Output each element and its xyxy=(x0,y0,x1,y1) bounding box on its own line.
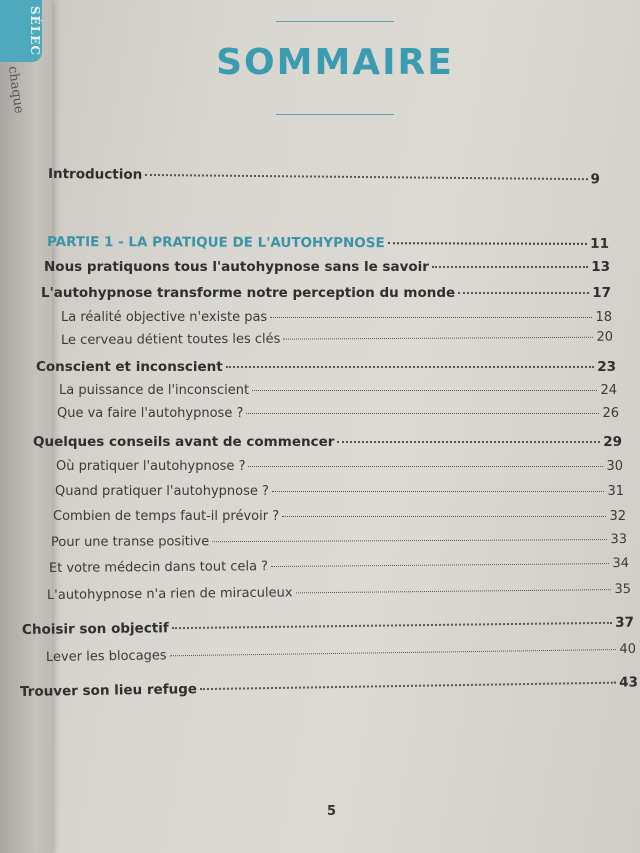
toc-leader xyxy=(226,366,595,368)
toc-leader xyxy=(272,491,605,492)
toc-page: 35 xyxy=(614,581,632,598)
toc-page: 29 xyxy=(603,434,622,450)
toc-leader xyxy=(248,466,603,467)
toc-leader xyxy=(246,413,599,414)
toc-leader xyxy=(283,337,593,340)
toc-label: Pour une transe positive xyxy=(50,534,210,550)
toc-entry xyxy=(55,484,624,499)
toc-entry xyxy=(59,383,617,398)
toc-page: 33 xyxy=(610,531,628,548)
toc-leader xyxy=(172,622,612,629)
toc-entry-introduction xyxy=(48,166,600,187)
toc-entry xyxy=(41,285,611,301)
toc-page: 34 xyxy=(612,555,630,572)
toc-page: 43 xyxy=(619,674,639,691)
toc-leader xyxy=(295,589,611,593)
toc-page: 17 xyxy=(592,285,611,301)
toc-leader xyxy=(432,266,588,268)
toc-entry-partie-1 xyxy=(47,234,609,252)
toc-leader xyxy=(252,390,597,391)
toc-page: 13 xyxy=(591,259,610,275)
toc-entry xyxy=(56,459,623,474)
toc-leader xyxy=(145,174,587,180)
toc-label: Et votre médecin dans tout cela ? xyxy=(48,559,269,576)
toc-entry xyxy=(61,310,612,325)
toc-entry xyxy=(61,330,613,348)
toc-leader xyxy=(337,441,600,443)
toc-page: 26 xyxy=(602,406,619,421)
toc-entry xyxy=(20,674,638,700)
toc-label: PARTIE 1 - LA PRATIQUE DE L'AUTOHYPNOSE xyxy=(46,234,385,252)
toc-page: 18 xyxy=(595,310,612,325)
toc-page: 23 xyxy=(597,359,616,375)
toc-page: 40 xyxy=(619,641,637,657)
toc-label: Lever les blocages xyxy=(45,648,167,665)
toc-leader xyxy=(388,242,587,245)
toc-page: 31 xyxy=(607,484,624,499)
toc-page: 37 xyxy=(615,614,635,631)
toc-label: Introduction xyxy=(47,166,143,183)
page-number: 5 xyxy=(327,804,337,819)
toc-label: La puissance de l'inconscient xyxy=(59,383,250,398)
toc-page: 9 xyxy=(590,171,601,188)
toc-entry xyxy=(22,615,634,638)
toc-page: 24 xyxy=(600,383,617,398)
toc-leader xyxy=(458,292,589,294)
previous-page-tab: SÉLEC xyxy=(0,0,42,62)
toc-label: Où pratiquer l'autohypnose ? xyxy=(56,459,246,474)
toc-leader xyxy=(200,682,616,691)
toc-label: L'autohypnose n'a rien de miraculeux xyxy=(46,585,293,603)
toc-entry xyxy=(44,259,610,275)
toc-leader xyxy=(282,516,606,517)
toc-leader xyxy=(212,539,607,542)
toc-leader xyxy=(170,649,617,656)
toc-label: Quelques conseils avant de commencer xyxy=(33,434,335,450)
toc-entry xyxy=(33,434,622,450)
toc-entry xyxy=(57,406,619,421)
toc-entry xyxy=(53,509,626,524)
toc-label: Combien de temps faut-il prévoir ? xyxy=(53,509,280,524)
toc-label: L'autohypnose transforme notre perception du monde xyxy=(41,285,456,301)
page-title: SOMMAIRE xyxy=(216,42,454,83)
toc-leader xyxy=(270,317,592,318)
toc-entry xyxy=(46,642,636,665)
toc-label: Trouver son lieu refuge xyxy=(19,681,198,700)
toc-entry xyxy=(49,556,629,576)
toc-label: Le cerveau détient toutes les clés xyxy=(60,331,281,348)
toc-page: 20 xyxy=(596,329,614,345)
toc-page: 11 xyxy=(590,235,610,252)
toc-entry xyxy=(36,359,616,375)
toc-label: Que va faire l'autohypnose ? xyxy=(57,406,244,421)
toc-label: La réalité objective n'existe pas xyxy=(61,310,268,325)
toc-label: Choisir son objectif xyxy=(21,620,169,638)
toc-entry xyxy=(47,582,631,603)
toc-leader xyxy=(271,563,609,567)
toc-label: Quand pratiquer l'autohypnose ? xyxy=(55,484,269,499)
toc-page: 32 xyxy=(609,509,626,524)
toc-entry xyxy=(51,532,627,550)
toc-page: 30 xyxy=(606,459,623,474)
toc-label: Conscient et inconscient xyxy=(36,359,223,375)
toc-label: Nous pratiquons tous l'autohypnose sans le savoir xyxy=(44,259,429,275)
previous-page-word: chaque xyxy=(4,65,27,115)
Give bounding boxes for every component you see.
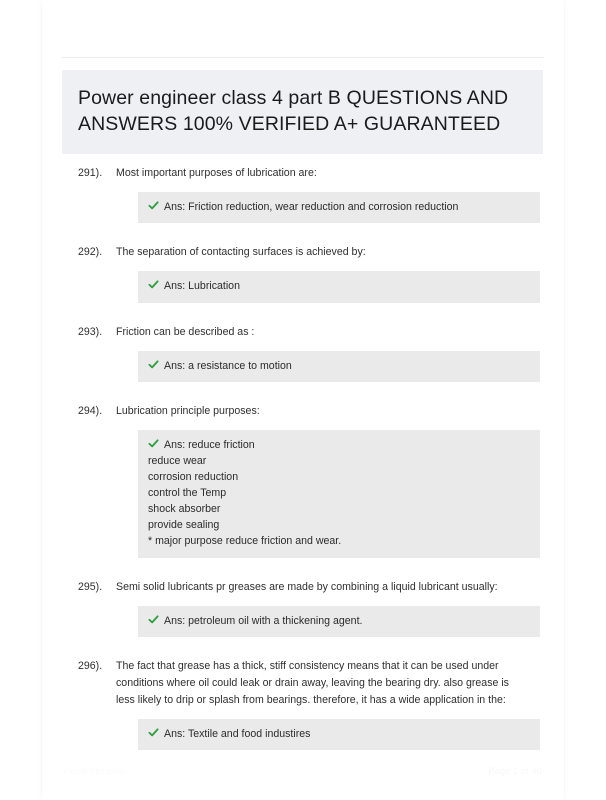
question-text: Friction can be described as : (116, 325, 255, 338)
question-number: 291). (78, 167, 103, 179)
document-page (42, 0, 564, 800)
answer-box (138, 606, 540, 637)
check-icon (148, 279, 159, 290)
check-icon (148, 438, 159, 449)
document-title-banner (62, 70, 543, 154)
question-row (62, 572, 544, 596)
question-text: The fact that grease has a thick, stiff consistency means that it can be used under conditions where oil could leak or drain away, leaving the bearing dry. also grease is less likely to drip or splash from bearings. therefore, it has a wide application in the: (116, 659, 509, 707)
qa-block (62, 396, 544, 558)
site-watermark: PaperStic.com (64, 766, 126, 776)
qa-block (62, 237, 544, 302)
questions-list (62, 158, 544, 764)
answer-extra-line: control the Temp (148, 487, 227, 500)
answer-first-line (148, 613, 530, 629)
answer-text: Ans: Lubrication (164, 280, 240, 293)
page-number: Page 1 of 40 (488, 766, 542, 776)
question-row (62, 237, 544, 261)
question-row (62, 158, 544, 182)
question-text: Lubrication principle purposes: (116, 404, 260, 417)
question-text: The separation of contacting surfaces is achieved by: (116, 246, 366, 259)
answer-box (138, 719, 540, 750)
answer-extra-line: * major purpose reduce friction and wear. (148, 535, 342, 548)
answer-box (138, 351, 540, 382)
question-number: 296). (78, 659, 103, 672)
qa-block (62, 158, 544, 223)
question-row (62, 651, 544, 709)
answer-extra-line: provide sealing (148, 519, 220, 532)
answer-extra-line: shock absorber (148, 503, 221, 516)
answer-text: Ans: Friction reduction, wear reduction and corrosion reduction (164, 201, 459, 214)
answer-extra-line: corrosion reduction (148, 471, 239, 484)
answer-box (138, 271, 540, 302)
qa-block (62, 651, 544, 751)
answer-box (138, 430, 540, 558)
question-number: 292). (78, 246, 103, 259)
qa-block (62, 317, 544, 382)
question-row (62, 396, 544, 420)
check-icon (148, 200, 159, 211)
answer-box (138, 192, 540, 223)
answer-first-line (148, 726, 530, 742)
answer-text: Ans: Textile and food industires (164, 728, 311, 741)
answer-text: Ans: reduce friction (164, 438, 255, 451)
answer-first-line (148, 437, 530, 453)
answer-first-line (148, 199, 530, 215)
page-title: Power engineer class 4 part B QUESTIONS AND ANSWERS 100% VERIFIED A+ GUARANTEED (78, 87, 509, 135)
check-icon (148, 359, 159, 370)
answer-first-line (148, 358, 530, 374)
header-divider (62, 57, 544, 58)
question-row (62, 317, 544, 341)
question-text: Most important purposes of lubrication are: (116, 167, 317, 179)
question-number: 295). (78, 580, 103, 593)
answer-text: Ans: a resistance to motion (164, 359, 292, 372)
page-footer (62, 766, 544, 776)
answer-extra-line: reduce wear (148, 455, 207, 467)
question-text: Semi solid lubricants pr greases are made by combining a liquid lubricant usually: (116, 580, 498, 593)
check-icon (148, 727, 159, 738)
qa-block (62, 572, 544, 637)
answer-first-line (148, 278, 530, 294)
check-icon (148, 614, 159, 625)
question-number: 294). (78, 404, 103, 417)
question-number: 293). (78, 325, 103, 338)
answer-text: Ans: petroleum oil with a thickening agent. (164, 614, 363, 627)
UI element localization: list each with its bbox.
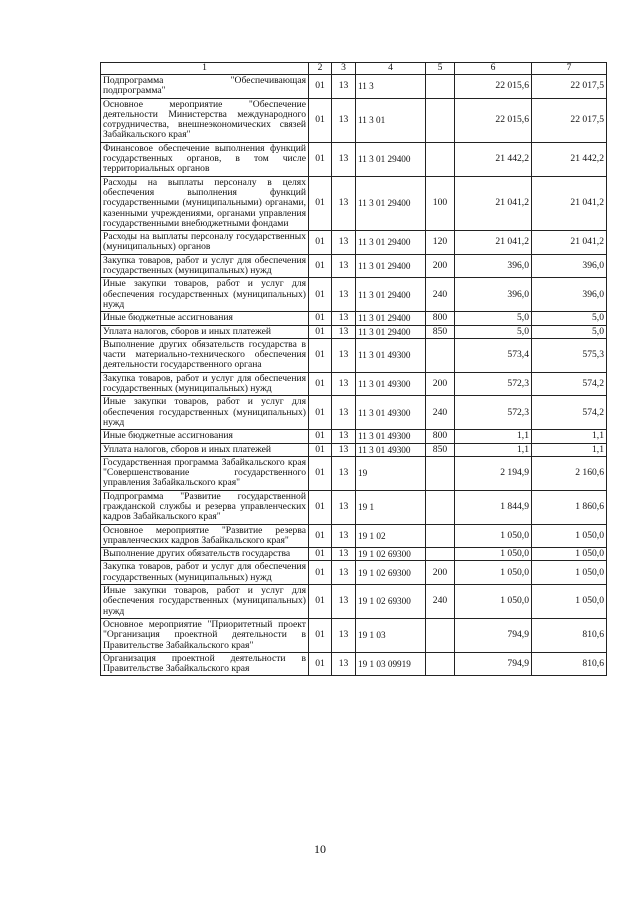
amount-col7-cell: 1,1 xyxy=(532,443,607,456)
section-code-cell: 01 xyxy=(309,98,332,142)
amount-col7-cell: 2 160,6 xyxy=(532,456,607,490)
item-name-cell: Расходы на выплаты персоналу в целях обеспечения выполнения функций государственными (муниципальными) органами, казенными учреждениями, органами управления государственными внебюджетными фондами xyxy=(101,176,309,230)
expense-type-cell: 200 xyxy=(426,561,455,585)
section-code-cell: 01 xyxy=(309,548,332,561)
table-row xyxy=(101,325,607,338)
amount-col6-cell: 1 844,9 xyxy=(455,490,532,524)
section-code-cell: 01 xyxy=(309,524,332,548)
subsection-code-cell: 13 xyxy=(332,254,356,278)
amount-col6-cell: 573,4 xyxy=(455,338,532,372)
item-name-cell: Подпрограмма "Обеспечивающая подпрограмма" xyxy=(101,75,309,99)
section-code-cell: 01 xyxy=(309,372,332,396)
expense-type-cell xyxy=(426,75,455,99)
table-row xyxy=(101,585,607,619)
table-row xyxy=(101,278,607,312)
item-name-cell: Уплата налогов, сборов и иных платежей xyxy=(101,325,309,338)
expense-type-cell xyxy=(426,338,455,372)
page-number: 10 xyxy=(314,842,326,856)
subsection-code-cell: 13 xyxy=(332,231,356,255)
table-row xyxy=(101,142,607,176)
amount-col7-cell: 396,0 xyxy=(532,254,607,278)
subsection-code-cell: 13 xyxy=(332,372,356,396)
expense-type-cell: 240 xyxy=(426,278,455,312)
item-name-cell: Иные закупки товаров, работ и услуг для обеспечения государственных (муниципальных) нужд xyxy=(101,585,309,619)
amount-col7-cell: 5,0 xyxy=(532,312,607,325)
budget-table xyxy=(100,62,607,676)
item-name-cell: Основное мероприятие "Приоритетный проект "Организация проектной деятельности в Правительстве Забайкальского края" xyxy=(101,618,309,652)
section-code-cell: 01 xyxy=(309,456,332,490)
subsection-code-cell: 13 xyxy=(332,75,356,99)
amount-col6-cell: 1 050,0 xyxy=(455,585,532,619)
item-name-cell: Выполнение других обязательств государства в части материально-технического обеспечения деятельности государственного органа xyxy=(101,338,309,372)
table-header xyxy=(101,63,607,75)
section-code-cell: 01 xyxy=(309,490,332,524)
amount-col7-cell: 396,0 xyxy=(532,278,607,312)
target-article-cell: 11 3 01 29400 xyxy=(356,254,426,278)
item-name-cell: Основное мероприятие "Развитие резерва управленческих кадров Забайкальского края" xyxy=(101,524,309,548)
amount-col7-cell: 21 442,2 xyxy=(532,142,607,176)
amount-col6-cell: 5,0 xyxy=(455,325,532,338)
expense-type-cell xyxy=(426,618,455,652)
table-row xyxy=(101,456,607,490)
amount-col7-cell: 810,6 xyxy=(532,618,607,652)
table-body xyxy=(101,75,607,676)
target-article-cell: 19 1 02 69300 xyxy=(356,561,426,585)
target-article-cell: 11 3 01 29400 xyxy=(356,312,426,325)
table-row xyxy=(101,524,607,548)
table-row xyxy=(101,561,607,585)
target-article-cell: 11 3 01 49300 xyxy=(356,443,426,456)
amount-col6-cell: 396,0 xyxy=(455,254,532,278)
item-name-cell: Закупка товаров, работ и услуг для обеспечения государственных (муниципальных) нужд xyxy=(101,254,309,278)
amount-col7-cell: 574,2 xyxy=(532,372,607,396)
expense-type-cell xyxy=(426,142,455,176)
section-code-cell: 01 xyxy=(309,338,332,372)
amount-col6-cell: 1 050,0 xyxy=(455,561,532,585)
section-code-cell: 01 xyxy=(309,430,332,443)
item-name-cell: Финансовое обеспечение выполнения функций государственных органов, в том числе территориальных органов xyxy=(101,142,309,176)
subsection-code-cell: 13 xyxy=(332,585,356,619)
target-article-cell: 19 1 02 xyxy=(356,524,426,548)
section-code-cell: 01 xyxy=(309,652,332,676)
section-code-cell: 01 xyxy=(309,561,332,585)
target-article-cell: 11 3 01 49300 xyxy=(356,396,426,430)
item-name-cell: Иные бюджетные ассигнования xyxy=(101,312,309,325)
expense-type-cell: 100 xyxy=(426,176,455,230)
expense-type-cell: 200 xyxy=(426,254,455,278)
section-code-cell: 01 xyxy=(309,142,332,176)
section-code-cell: 01 xyxy=(309,231,332,255)
amount-col6-cell: 2 194,9 xyxy=(455,456,532,490)
amount-col7-cell: 1 050,0 xyxy=(532,585,607,619)
expense-type-cell: 240 xyxy=(426,585,455,619)
subsection-code-cell: 13 xyxy=(332,561,356,585)
amount-col6-cell: 572,3 xyxy=(455,372,532,396)
expense-type-cell: 850 xyxy=(426,325,455,338)
target-article-cell: 19 1 03 09919 xyxy=(356,652,426,676)
expense-type-cell: 120 xyxy=(426,231,455,255)
amount-col7-cell: 1 050,0 xyxy=(532,548,607,561)
amount-col6-cell: 22 015,6 xyxy=(455,75,532,99)
section-code-cell: 01 xyxy=(309,618,332,652)
amount-col7-cell: 1 050,0 xyxy=(532,524,607,548)
target-article-cell: 11 3 01 29400 xyxy=(356,231,426,255)
table-row xyxy=(101,312,607,325)
amount-col6-cell: 5,0 xyxy=(455,312,532,325)
subsection-code-cell: 13 xyxy=(332,652,356,676)
item-name-cell: Закупка товаров, работ и услуг для обеспечения государственных (муниципальных) нужд xyxy=(101,561,309,585)
amount-col7-cell: 21 041,2 xyxy=(532,231,607,255)
amount-col6-cell: 794,9 xyxy=(455,618,532,652)
target-article-cell: 11 3 01 49300 xyxy=(356,338,426,372)
item-name-cell: Уплата налогов, сборов и иных платежей xyxy=(101,443,309,456)
amount-col7-cell: 1,1 xyxy=(532,430,607,443)
expense-type-cell: 800 xyxy=(426,430,455,443)
target-article-cell: 19 1 02 69300 xyxy=(356,585,426,619)
amount-col6-cell: 1 050,0 xyxy=(455,524,532,548)
amount-col7-cell: 1 050,0 xyxy=(532,561,607,585)
subsection-code-cell: 13 xyxy=(332,618,356,652)
target-article-cell: 11 3 01 49300 xyxy=(356,430,426,443)
section-code-cell: 01 xyxy=(309,396,332,430)
target-article-cell: 19 xyxy=(356,456,426,490)
amount-col6-cell: 21 041,2 xyxy=(455,231,532,255)
amount-col7-cell: 21 041,2 xyxy=(532,176,607,230)
subsection-code-cell: 13 xyxy=(332,338,356,372)
target-article-cell: 11 3 01 29400 xyxy=(356,142,426,176)
subsection-code-cell: 13 xyxy=(332,396,356,430)
subsection-code-cell: 13 xyxy=(332,278,356,312)
header-col-4: 4 xyxy=(356,63,426,75)
amount-col6-cell: 1 050,0 xyxy=(455,548,532,561)
table-row xyxy=(101,652,607,676)
section-code-cell: 01 xyxy=(309,254,332,278)
subsection-code-cell: 13 xyxy=(332,325,356,338)
table-row xyxy=(101,176,607,230)
amount-col6-cell: 794,9 xyxy=(455,652,532,676)
target-article-cell: 19 1 02 69300 xyxy=(356,548,426,561)
section-code-cell: 01 xyxy=(309,325,332,338)
table-row xyxy=(101,396,607,430)
header-col-6: 6 xyxy=(455,63,532,75)
table-row xyxy=(101,618,607,652)
expense-type-cell: 800 xyxy=(426,312,455,325)
amount-col6-cell: 396,0 xyxy=(455,278,532,312)
item-name-cell: Иные бюджетные ассигнования xyxy=(101,430,309,443)
table-row xyxy=(101,338,607,372)
target-article-cell: 11 3 01 49300 xyxy=(356,372,426,396)
amount-col7-cell: 5,0 xyxy=(532,325,607,338)
item-name-cell: Подпрограмма "Развитие государственной гражданской службы и резерва управленческих кадров Забайкальского края" xyxy=(101,490,309,524)
section-code-cell: 01 xyxy=(309,443,332,456)
header-col-7: 7 xyxy=(532,63,607,75)
table-row xyxy=(101,254,607,278)
amount-col7-cell: 1 860,6 xyxy=(532,490,607,524)
target-article-cell: 19 1 03 xyxy=(356,618,426,652)
expense-type-cell: 240 xyxy=(426,396,455,430)
subsection-code-cell: 13 xyxy=(332,142,356,176)
item-name-cell: Организация проектной деятельности в Правительстве Забайкальского края xyxy=(101,652,309,676)
subsection-code-cell: 13 xyxy=(332,176,356,230)
subsection-code-cell: 13 xyxy=(332,490,356,524)
table-row xyxy=(101,548,607,561)
target-article-cell: 19 1 xyxy=(356,490,426,524)
header-col-2: 2 xyxy=(309,63,332,75)
expense-type-cell xyxy=(426,524,455,548)
section-code-cell: 01 xyxy=(309,75,332,99)
expense-type-cell: 850 xyxy=(426,443,455,456)
subsection-code-cell: 13 xyxy=(332,548,356,561)
section-code-cell: 01 xyxy=(309,278,332,312)
subsection-code-cell: 13 xyxy=(332,456,356,490)
subsection-code-cell: 13 xyxy=(332,430,356,443)
table-row xyxy=(101,98,607,142)
table-row xyxy=(101,443,607,456)
target-article-cell: 11 3 01 29400 xyxy=(356,325,426,338)
expense-type-cell xyxy=(426,548,455,561)
target-article-cell: 11 3 xyxy=(356,75,426,99)
amount-col7-cell: 810,6 xyxy=(532,652,607,676)
item-name-cell: Закупка товаров, работ и услуг для обеспечения государственных (муниципальных) нужд xyxy=(101,372,309,396)
expense-type-cell: 200 xyxy=(426,372,455,396)
amount-col6-cell: 1,1 xyxy=(455,430,532,443)
subsection-code-cell: 13 xyxy=(332,443,356,456)
amount-col7-cell: 575,3 xyxy=(532,338,607,372)
item-name-cell: Основное мероприятие "Обеспечение деятельности Министерства международного сотрудничества, внешнеэкономических связей Забайкальского края" xyxy=(101,98,309,142)
header-row xyxy=(101,63,607,75)
table-row xyxy=(101,490,607,524)
amount-col7-cell: 22 017,5 xyxy=(532,75,607,99)
item-name-cell: Государственная программа Забайкальского края "Совершенствование государственного управления Забайкальского края" xyxy=(101,456,309,490)
amount-col6-cell: 21 442,2 xyxy=(455,142,532,176)
subsection-code-cell: 13 xyxy=(332,524,356,548)
header-col-3: 3 xyxy=(332,63,356,75)
subsection-code-cell: 13 xyxy=(332,98,356,142)
section-code-cell: 01 xyxy=(309,312,332,325)
header-col-5: 5 xyxy=(426,63,455,75)
target-article-cell: 11 3 01 29400 xyxy=(356,176,426,230)
section-code-cell: 01 xyxy=(309,585,332,619)
table-row xyxy=(101,75,607,99)
item-name-cell: Иные закупки товаров, работ и услуг для обеспечения государственных (муниципальных) нужд xyxy=(101,278,309,312)
table-row xyxy=(101,372,607,396)
expense-type-cell xyxy=(426,456,455,490)
item-name-cell: Расходы на выплаты персоналу государственных (муниципальных) органов xyxy=(101,231,309,255)
amount-col6-cell: 1,1 xyxy=(455,443,532,456)
subsection-code-cell: 13 xyxy=(332,312,356,325)
expense-type-cell xyxy=(426,652,455,676)
amount-col6-cell: 572,3 xyxy=(455,396,532,430)
amount-col7-cell: 22 017,5 xyxy=(532,98,607,142)
table-row xyxy=(101,231,607,255)
section-code-cell: 01 xyxy=(309,176,332,230)
expense-type-cell xyxy=(426,98,455,142)
amount-col6-cell: 22 015,6 xyxy=(455,98,532,142)
target-article-cell: 11 3 01 29400 xyxy=(356,278,426,312)
target-article-cell: 11 3 01 xyxy=(356,98,426,142)
amount-col7-cell: 574,2 xyxy=(532,396,607,430)
expense-type-cell xyxy=(426,490,455,524)
amount-col6-cell: 21 041,2 xyxy=(455,176,532,230)
table-row xyxy=(101,430,607,443)
item-name-cell: Выполнение других обязательств государства xyxy=(101,548,309,561)
item-name-cell: Иные закупки товаров, работ и услуг для обеспечения государственных (муниципальных) нужд xyxy=(101,396,309,430)
header-col-1: 1 xyxy=(101,63,309,75)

WHAT THIS TASK INVOLVES:
Reproduce the data verbatim, starting at the line containing "question-text: Friction can" and stopping after the line containing "question-text: Lubrication principle".

CORRECT RESULT:
question-text: Friction can be described as : (116, 325, 255, 338)
question-number: 291). (78, 167, 103, 179)
document-page (42, 0, 564, 800)
answer-box (138, 606, 540, 637)
check-icon (148, 279, 159, 290)
check-icon (148, 438, 159, 449)
document-title-banner (62, 70, 543, 154)
question-row (62, 572, 544, 596)
question-text: The fact that grease has a thick, stiff consistency means that it can be used under conditions where oil could leak or drain away, leaving the bearing dry. also grease is less likely to drip or splash from bearings. therefore, it has a wide application in the: (116, 659, 509, 707)
qa-block (62, 396, 544, 558)
site-watermark: PaperStic.com (64, 766, 126, 776)
qa-block (62, 237, 544, 302)
questions-list (62, 158, 544, 764)
answer-extra-line: control the Temp (148, 487, 227, 500)
answer-first-line (148, 613, 530, 629)
answer-text: Ans: Lubrication (164, 280, 240, 293)
page-number: Page 1 of 40 (488, 766, 542, 776)
question-row (62, 237, 544, 261)
question-row (62, 158, 544, 182)
question-text: Lubrication principle purposes: (116, 404, 260, 417)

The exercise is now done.